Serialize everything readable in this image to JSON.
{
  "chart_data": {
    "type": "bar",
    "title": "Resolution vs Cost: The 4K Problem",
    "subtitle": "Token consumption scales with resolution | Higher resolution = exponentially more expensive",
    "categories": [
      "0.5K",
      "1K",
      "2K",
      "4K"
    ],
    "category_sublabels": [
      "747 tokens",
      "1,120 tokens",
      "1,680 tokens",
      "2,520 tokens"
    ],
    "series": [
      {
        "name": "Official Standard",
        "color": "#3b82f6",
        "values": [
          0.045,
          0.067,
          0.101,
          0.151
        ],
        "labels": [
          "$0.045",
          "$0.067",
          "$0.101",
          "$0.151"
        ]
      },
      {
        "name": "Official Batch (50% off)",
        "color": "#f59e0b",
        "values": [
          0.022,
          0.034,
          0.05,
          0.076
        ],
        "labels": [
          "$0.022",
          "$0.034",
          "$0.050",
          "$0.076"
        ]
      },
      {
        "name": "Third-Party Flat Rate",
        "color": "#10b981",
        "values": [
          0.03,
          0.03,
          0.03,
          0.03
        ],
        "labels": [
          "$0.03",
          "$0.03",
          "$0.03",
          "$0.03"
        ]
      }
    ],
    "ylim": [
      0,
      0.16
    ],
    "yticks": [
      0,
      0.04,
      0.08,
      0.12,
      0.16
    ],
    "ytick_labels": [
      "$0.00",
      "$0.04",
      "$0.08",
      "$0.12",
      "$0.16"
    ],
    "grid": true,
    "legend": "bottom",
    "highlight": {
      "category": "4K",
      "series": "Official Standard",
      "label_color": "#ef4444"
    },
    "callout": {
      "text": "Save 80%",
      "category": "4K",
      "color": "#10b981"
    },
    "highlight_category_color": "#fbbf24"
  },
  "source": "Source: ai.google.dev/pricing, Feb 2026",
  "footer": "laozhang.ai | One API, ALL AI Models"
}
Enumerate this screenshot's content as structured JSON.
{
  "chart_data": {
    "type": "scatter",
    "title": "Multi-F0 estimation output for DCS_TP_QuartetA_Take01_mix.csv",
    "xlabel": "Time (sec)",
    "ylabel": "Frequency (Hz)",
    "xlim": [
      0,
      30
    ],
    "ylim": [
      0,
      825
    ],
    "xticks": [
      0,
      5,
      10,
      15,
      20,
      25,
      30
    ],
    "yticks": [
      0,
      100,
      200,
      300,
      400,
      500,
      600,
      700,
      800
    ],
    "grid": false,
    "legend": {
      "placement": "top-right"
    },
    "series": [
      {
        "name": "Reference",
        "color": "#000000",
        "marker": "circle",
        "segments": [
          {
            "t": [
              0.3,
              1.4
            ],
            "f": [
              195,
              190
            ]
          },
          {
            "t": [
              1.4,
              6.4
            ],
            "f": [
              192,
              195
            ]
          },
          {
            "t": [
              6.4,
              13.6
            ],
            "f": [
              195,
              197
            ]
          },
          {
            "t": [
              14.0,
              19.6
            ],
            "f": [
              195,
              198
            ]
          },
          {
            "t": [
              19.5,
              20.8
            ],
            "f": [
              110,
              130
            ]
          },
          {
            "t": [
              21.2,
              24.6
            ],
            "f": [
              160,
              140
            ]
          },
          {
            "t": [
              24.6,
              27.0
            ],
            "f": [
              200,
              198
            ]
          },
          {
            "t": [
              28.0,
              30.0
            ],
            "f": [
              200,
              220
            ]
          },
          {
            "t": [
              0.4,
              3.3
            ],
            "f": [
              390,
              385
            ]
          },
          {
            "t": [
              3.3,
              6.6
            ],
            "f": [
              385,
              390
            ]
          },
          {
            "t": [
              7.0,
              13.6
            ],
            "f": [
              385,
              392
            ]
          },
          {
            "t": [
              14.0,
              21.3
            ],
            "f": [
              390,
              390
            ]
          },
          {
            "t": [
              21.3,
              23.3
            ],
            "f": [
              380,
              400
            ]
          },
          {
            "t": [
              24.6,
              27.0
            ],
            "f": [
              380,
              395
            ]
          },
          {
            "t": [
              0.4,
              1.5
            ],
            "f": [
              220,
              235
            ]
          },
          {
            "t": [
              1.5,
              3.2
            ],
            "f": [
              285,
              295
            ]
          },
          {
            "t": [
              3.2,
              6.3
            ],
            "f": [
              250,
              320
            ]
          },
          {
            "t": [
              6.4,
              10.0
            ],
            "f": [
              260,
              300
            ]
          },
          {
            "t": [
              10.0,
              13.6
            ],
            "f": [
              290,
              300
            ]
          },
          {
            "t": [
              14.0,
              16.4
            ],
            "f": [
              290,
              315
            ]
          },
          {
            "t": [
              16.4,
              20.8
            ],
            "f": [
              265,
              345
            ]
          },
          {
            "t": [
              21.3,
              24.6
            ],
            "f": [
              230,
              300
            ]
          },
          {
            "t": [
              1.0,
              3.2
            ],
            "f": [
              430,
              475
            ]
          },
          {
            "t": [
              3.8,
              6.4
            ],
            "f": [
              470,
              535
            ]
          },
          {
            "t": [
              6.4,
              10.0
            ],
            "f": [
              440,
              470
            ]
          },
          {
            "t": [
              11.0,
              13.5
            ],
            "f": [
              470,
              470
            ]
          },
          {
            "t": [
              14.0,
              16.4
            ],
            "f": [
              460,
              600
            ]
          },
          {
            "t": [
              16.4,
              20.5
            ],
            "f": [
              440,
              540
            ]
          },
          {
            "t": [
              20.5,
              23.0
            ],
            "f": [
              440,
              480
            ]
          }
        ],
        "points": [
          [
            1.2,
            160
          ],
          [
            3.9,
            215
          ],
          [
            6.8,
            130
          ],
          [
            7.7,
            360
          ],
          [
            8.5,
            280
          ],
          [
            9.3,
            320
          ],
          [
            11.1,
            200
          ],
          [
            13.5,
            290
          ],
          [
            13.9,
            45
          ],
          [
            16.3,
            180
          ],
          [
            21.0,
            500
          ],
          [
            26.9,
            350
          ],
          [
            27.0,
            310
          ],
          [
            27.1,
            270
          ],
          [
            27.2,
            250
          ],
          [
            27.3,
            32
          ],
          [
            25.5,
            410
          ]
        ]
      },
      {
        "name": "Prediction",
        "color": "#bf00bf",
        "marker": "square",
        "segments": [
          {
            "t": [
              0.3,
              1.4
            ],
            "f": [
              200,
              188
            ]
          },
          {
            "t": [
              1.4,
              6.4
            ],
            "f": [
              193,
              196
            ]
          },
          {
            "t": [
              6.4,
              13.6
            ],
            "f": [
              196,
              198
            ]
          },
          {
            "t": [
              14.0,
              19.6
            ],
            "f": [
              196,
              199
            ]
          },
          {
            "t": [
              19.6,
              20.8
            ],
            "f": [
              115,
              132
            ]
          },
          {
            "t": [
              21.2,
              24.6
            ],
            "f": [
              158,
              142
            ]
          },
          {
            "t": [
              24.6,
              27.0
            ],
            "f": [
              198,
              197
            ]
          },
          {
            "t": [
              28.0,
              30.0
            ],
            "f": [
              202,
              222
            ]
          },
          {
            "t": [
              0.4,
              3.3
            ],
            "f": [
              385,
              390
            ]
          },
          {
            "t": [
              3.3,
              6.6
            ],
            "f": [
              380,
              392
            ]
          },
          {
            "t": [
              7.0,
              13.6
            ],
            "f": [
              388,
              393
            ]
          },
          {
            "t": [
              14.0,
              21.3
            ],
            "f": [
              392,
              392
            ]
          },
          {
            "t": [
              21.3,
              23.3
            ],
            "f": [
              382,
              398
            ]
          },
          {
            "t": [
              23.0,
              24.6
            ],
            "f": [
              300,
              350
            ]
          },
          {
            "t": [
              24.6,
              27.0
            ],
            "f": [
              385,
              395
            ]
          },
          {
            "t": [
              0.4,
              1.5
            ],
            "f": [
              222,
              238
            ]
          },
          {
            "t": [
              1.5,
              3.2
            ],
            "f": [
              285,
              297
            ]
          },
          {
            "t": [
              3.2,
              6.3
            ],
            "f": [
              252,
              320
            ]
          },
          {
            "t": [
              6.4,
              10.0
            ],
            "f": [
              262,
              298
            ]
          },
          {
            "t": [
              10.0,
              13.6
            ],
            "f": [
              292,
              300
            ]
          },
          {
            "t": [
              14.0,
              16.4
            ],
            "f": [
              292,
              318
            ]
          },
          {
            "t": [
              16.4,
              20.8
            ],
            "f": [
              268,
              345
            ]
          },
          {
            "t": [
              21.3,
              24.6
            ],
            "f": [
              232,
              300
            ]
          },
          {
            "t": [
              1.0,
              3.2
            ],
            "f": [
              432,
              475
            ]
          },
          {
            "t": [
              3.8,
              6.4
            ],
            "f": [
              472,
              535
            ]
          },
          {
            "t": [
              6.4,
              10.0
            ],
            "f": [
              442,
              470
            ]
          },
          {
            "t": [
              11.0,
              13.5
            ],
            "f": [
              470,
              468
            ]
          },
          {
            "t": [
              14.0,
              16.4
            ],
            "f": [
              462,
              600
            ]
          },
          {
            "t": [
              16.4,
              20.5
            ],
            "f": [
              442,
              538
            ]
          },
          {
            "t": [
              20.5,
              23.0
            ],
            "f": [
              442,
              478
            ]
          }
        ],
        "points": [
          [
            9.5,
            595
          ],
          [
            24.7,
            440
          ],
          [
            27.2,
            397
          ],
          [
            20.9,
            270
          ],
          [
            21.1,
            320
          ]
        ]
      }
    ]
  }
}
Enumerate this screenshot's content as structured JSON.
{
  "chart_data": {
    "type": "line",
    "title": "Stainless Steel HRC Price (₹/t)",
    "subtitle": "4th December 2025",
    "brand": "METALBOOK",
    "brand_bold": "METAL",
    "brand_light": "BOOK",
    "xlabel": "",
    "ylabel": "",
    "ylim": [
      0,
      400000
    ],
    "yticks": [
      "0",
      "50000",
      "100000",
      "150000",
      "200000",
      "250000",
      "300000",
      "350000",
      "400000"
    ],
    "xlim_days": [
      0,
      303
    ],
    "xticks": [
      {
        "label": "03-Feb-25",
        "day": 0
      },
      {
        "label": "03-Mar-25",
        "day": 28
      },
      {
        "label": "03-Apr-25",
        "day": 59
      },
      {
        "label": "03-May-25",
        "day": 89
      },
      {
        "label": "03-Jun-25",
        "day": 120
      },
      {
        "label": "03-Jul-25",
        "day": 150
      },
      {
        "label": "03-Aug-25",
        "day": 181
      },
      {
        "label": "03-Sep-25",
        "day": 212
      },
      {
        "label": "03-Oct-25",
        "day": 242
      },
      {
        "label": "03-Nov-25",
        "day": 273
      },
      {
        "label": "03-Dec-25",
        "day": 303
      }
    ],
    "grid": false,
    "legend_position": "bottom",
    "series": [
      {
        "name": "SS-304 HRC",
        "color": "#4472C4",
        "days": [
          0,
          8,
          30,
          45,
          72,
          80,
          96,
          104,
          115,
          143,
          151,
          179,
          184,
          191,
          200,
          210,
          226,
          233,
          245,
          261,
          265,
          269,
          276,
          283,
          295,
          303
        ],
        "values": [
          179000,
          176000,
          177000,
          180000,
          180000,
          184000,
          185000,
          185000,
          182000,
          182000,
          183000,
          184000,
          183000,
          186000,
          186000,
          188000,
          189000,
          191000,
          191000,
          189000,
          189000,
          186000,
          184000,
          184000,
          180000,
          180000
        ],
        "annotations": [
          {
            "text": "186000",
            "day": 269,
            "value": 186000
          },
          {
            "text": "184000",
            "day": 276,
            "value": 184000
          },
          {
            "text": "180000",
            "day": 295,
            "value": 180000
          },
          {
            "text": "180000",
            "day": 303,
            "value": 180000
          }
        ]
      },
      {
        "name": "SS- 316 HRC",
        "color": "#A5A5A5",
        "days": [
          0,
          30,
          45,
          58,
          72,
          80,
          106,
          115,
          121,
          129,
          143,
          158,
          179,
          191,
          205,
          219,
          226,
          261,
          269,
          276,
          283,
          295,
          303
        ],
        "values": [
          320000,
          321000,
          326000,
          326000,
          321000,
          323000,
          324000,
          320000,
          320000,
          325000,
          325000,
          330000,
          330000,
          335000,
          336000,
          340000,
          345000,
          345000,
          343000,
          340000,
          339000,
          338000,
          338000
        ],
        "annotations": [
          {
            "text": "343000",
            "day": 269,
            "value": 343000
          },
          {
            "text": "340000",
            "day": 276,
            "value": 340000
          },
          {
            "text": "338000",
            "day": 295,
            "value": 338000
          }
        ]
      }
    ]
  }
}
• • • • • • •
Search the listing above for the string "tokens". Copy every line that contains it.

      "747 tokens",
      "1,120 tokens",
      "1,680 tokens",
      "2,520 tokens"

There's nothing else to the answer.